WORK TO COMPLETE: Present every line in which the string "page" appears.
# # # # # # #
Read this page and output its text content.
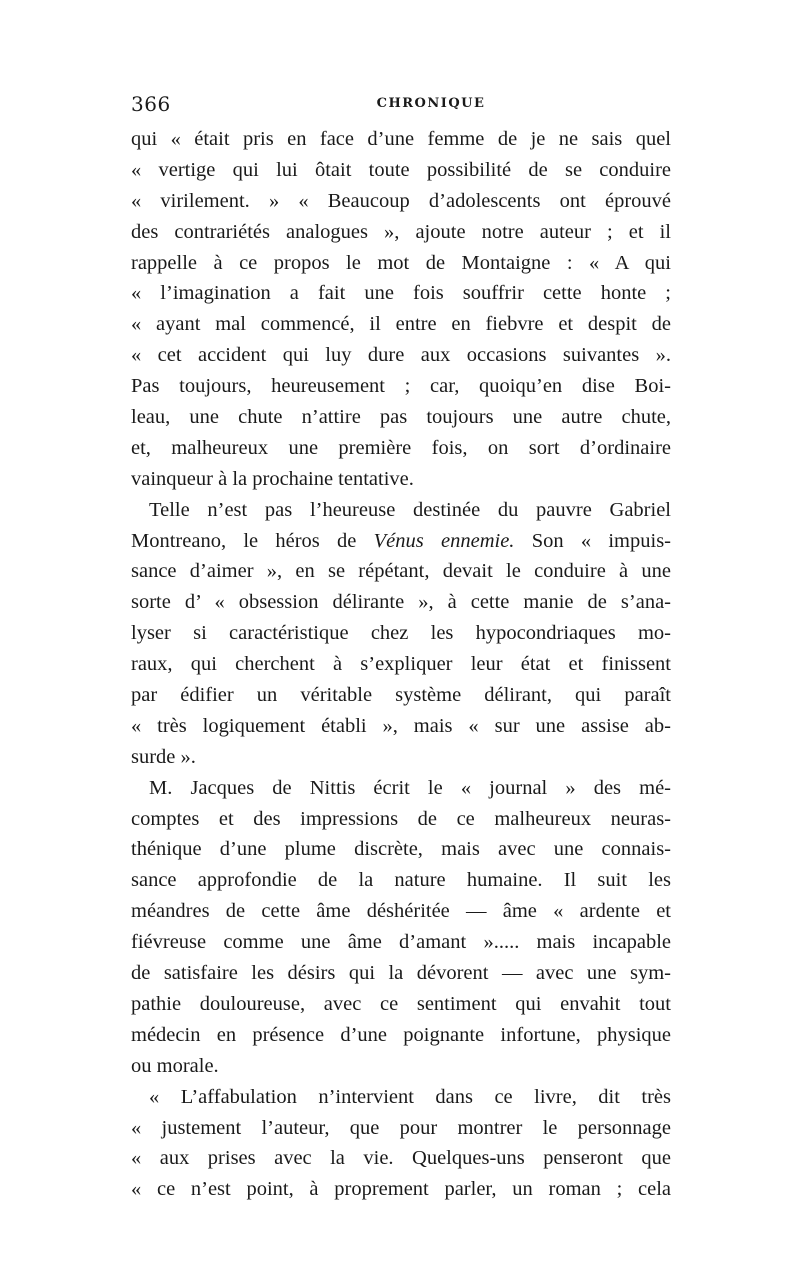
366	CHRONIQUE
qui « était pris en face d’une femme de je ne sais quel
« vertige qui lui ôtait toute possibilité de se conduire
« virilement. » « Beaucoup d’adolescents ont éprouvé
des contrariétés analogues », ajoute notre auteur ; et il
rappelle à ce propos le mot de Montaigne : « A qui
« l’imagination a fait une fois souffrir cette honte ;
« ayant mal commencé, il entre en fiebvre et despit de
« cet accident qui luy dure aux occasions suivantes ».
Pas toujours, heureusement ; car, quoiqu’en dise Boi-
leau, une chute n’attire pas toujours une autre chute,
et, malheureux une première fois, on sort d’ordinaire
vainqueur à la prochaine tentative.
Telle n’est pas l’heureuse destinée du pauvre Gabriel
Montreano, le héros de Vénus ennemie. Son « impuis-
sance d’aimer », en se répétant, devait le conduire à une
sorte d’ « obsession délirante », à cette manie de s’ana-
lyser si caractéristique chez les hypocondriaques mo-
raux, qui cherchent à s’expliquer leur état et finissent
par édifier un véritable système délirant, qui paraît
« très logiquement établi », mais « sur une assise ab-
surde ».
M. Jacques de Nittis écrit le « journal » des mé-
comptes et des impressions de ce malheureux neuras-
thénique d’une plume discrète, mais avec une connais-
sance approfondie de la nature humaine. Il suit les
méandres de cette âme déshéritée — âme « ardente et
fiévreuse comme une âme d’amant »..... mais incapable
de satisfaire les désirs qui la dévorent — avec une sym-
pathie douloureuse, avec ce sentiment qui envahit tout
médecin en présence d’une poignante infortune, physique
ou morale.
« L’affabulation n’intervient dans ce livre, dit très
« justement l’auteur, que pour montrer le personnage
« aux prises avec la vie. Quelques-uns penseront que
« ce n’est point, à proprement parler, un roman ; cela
# # # # # # #
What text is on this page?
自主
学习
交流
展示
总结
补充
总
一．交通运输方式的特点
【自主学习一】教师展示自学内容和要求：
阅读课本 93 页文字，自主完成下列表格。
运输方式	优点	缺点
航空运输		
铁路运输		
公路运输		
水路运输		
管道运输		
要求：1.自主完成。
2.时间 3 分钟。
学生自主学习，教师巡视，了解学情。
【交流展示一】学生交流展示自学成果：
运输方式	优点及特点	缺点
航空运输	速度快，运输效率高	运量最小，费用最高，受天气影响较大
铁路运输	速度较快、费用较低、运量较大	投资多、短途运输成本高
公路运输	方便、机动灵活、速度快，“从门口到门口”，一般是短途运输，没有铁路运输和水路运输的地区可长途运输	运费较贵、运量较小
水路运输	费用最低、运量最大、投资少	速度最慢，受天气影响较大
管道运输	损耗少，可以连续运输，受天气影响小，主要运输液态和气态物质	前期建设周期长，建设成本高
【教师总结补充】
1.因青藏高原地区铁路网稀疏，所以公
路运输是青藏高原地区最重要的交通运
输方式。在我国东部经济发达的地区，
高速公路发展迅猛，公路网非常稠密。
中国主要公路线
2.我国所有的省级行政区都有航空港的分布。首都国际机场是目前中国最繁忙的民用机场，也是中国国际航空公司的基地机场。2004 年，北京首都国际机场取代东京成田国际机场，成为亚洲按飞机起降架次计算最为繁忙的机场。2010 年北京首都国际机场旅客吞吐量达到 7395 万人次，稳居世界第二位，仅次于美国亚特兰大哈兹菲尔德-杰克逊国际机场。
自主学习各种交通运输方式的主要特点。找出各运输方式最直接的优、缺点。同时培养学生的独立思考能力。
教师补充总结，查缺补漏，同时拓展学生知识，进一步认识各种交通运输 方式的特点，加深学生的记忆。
# # # # # # #
PROBLEM SOLUTION:
Read this page and output its text content.
What text is on this page?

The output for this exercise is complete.